▸ **Brief A**: Decide whether each statement agrees with the article on the Australian Physiotherapy Association, answering yes or no and quoting the deciding words from the article. (i) Sir Thomas Anderson Stuart was the association's first president. (ii) The APA has published the Journal of Physiotherapy since 1905. (iii) Evelyn Paget Evans served as secretary until 1956.
▸ **Brief B**: Transcribe word for word the part of the article on the Australian Physiotherapy Association that opens with the words containing "The first paid" and closes with "secretary until 1956.".
▸ **Brief C**: Please write what comes next in the article on the Australian Physiotherapy Association, picking up after its final sentence.

Australian Physiotherapy Association
- Abbreviation: APA
- Formation: December 1905; 120 years ago
- Founder: Teepoo Hall
- Headquarters: 1175 Toorak Road, Camberwell, Victoria Australia
- President: Scott Willis
- Website: australian.physio
- Formerly called: Australasian Massage Association

= Australian Physiotherapy Association =

The Australian Physiotherapy Association (formerly the Australasian Massage Association) was founded by Teepoo Hall in 1905. The APA has published the Journal of Physiotherapy since 1954.

==History==
In February 1905, the prominent physician Frederick Teepoo Hall called a meeting of scholars to call attention to the need for an organization which protected the profession of massage. By December 1905, the idea had considerable traction and Teepoo Hall convened a special meeting to form the Australasian Massage Association (AMA) with the purpose of establishing massage as a professional field. Sir Thomas Anderson Stuart was the association's first president.

The first paid secretary, Evelyn Paget Evans, of the Australasian Trained Nurses Association also became the General secretary of this Association (which was then called the Australian Massage Association) in 1917. Evans served as the secretary until 1956.

▸ **Records**:
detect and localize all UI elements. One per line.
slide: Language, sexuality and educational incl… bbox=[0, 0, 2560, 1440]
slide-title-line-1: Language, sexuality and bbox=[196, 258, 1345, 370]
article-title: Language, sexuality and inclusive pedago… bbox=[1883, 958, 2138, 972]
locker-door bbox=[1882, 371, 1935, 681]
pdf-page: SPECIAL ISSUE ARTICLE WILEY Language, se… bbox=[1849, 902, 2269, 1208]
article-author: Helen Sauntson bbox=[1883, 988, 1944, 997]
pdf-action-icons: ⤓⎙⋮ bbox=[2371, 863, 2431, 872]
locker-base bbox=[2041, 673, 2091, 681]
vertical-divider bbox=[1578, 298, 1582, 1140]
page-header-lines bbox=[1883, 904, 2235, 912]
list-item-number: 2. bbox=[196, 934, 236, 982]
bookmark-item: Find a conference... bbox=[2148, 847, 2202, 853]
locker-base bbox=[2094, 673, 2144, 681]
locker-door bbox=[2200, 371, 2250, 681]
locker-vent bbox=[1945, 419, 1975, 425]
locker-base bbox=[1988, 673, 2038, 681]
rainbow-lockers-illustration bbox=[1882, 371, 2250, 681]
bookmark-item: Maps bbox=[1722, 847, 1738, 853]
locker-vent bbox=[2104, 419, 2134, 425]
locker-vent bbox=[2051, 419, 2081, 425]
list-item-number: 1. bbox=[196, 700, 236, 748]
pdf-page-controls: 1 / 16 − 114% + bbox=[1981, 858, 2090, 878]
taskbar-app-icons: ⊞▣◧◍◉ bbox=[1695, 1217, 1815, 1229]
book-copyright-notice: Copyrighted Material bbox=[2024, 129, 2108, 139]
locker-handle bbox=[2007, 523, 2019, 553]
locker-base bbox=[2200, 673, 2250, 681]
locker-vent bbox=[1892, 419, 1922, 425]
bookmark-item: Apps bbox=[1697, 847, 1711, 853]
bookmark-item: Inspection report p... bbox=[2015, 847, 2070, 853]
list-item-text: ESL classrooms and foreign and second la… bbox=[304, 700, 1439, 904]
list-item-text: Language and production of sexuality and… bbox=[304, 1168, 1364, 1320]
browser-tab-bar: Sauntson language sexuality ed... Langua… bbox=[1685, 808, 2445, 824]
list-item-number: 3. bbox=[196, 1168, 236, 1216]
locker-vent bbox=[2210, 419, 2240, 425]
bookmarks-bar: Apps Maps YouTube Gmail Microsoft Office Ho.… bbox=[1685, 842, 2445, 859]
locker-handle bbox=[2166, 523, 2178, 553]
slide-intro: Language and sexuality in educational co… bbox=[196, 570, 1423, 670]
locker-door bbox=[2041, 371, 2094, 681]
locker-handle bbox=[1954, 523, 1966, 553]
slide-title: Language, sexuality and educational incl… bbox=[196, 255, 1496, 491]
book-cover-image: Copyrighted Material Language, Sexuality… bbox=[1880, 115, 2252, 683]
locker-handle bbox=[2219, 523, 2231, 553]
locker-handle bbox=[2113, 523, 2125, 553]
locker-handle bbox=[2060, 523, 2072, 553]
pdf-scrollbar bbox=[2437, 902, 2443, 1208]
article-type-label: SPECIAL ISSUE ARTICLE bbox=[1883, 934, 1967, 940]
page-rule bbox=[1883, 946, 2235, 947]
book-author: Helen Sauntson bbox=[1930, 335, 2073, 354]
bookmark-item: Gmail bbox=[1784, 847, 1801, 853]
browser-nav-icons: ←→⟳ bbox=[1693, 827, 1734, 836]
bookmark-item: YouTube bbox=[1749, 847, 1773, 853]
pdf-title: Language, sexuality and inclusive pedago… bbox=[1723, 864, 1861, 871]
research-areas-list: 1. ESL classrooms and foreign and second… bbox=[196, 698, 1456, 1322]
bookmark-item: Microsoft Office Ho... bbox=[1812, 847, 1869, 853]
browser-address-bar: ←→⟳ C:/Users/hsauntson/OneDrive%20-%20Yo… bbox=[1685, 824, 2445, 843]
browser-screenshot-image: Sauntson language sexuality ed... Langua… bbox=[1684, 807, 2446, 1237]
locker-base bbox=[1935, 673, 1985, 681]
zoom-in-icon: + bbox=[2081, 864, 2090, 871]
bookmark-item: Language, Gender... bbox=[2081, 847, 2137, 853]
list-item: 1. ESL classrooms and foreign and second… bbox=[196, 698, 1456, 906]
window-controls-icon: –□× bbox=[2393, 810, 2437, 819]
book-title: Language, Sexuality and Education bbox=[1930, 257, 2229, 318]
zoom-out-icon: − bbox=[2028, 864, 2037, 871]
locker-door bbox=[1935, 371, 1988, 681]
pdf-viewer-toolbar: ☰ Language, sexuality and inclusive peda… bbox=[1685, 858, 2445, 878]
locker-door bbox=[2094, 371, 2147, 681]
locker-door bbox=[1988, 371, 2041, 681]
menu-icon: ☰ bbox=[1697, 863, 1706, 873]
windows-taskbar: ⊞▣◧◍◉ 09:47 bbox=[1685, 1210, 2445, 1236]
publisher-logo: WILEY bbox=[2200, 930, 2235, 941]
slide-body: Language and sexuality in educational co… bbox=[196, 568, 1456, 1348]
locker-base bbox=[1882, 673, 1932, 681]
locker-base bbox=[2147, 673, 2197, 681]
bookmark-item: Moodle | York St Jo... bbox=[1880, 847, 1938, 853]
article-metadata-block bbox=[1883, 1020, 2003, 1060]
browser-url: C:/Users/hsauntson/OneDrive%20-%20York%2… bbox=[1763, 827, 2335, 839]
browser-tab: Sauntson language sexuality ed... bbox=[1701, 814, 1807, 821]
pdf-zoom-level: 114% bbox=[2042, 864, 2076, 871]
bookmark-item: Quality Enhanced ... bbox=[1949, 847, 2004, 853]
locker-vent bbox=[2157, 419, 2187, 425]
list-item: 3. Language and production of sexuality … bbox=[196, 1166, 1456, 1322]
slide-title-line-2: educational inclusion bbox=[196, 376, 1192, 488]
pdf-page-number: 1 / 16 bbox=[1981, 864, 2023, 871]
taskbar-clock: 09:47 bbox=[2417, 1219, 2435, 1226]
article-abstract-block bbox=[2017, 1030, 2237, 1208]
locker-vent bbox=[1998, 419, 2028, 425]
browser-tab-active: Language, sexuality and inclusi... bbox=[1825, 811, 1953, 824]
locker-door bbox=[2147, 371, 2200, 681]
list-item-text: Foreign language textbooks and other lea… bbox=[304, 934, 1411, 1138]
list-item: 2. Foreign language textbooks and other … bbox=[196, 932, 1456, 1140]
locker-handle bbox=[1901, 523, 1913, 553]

▸ **Task result A**:
(i) Yes: "Sir Thomas Anderson Stuart was the association's first president."
(ii) No: "The APA has published the Journal of Physiotherapy since 1954."
(iii) Yes: "Evans served as the secretary until 1956."

▸ **Task result B**:
The first paid secretary, Evelyn Paget Evans, of the Australasian Trained Nurses Association also became the General secretary of this Association (which was then called the Australian Massage Association) in 1917. Evans served as the secretary until 1956.

▸ **Task result C**:
==Activities==
The first formal field of study for physiotherapy was developed by the AMA, and was approved by Federal Council in May 1906. During World War I and World War II, physical therapy and massage as a field became in much higher demand, and the term physiotherapy became more well known.

At the Second National Physiotherapy Congress in 1939, a decision was made to rename the organization as the Australian Physiotherapy Association. The APA began publishing Australian Journal of Physiotherapy (which was later renamed the Journal of Physiotherapy) in 1954. In August 1962 Queen Elizabeth II granted royal patronage to the APA.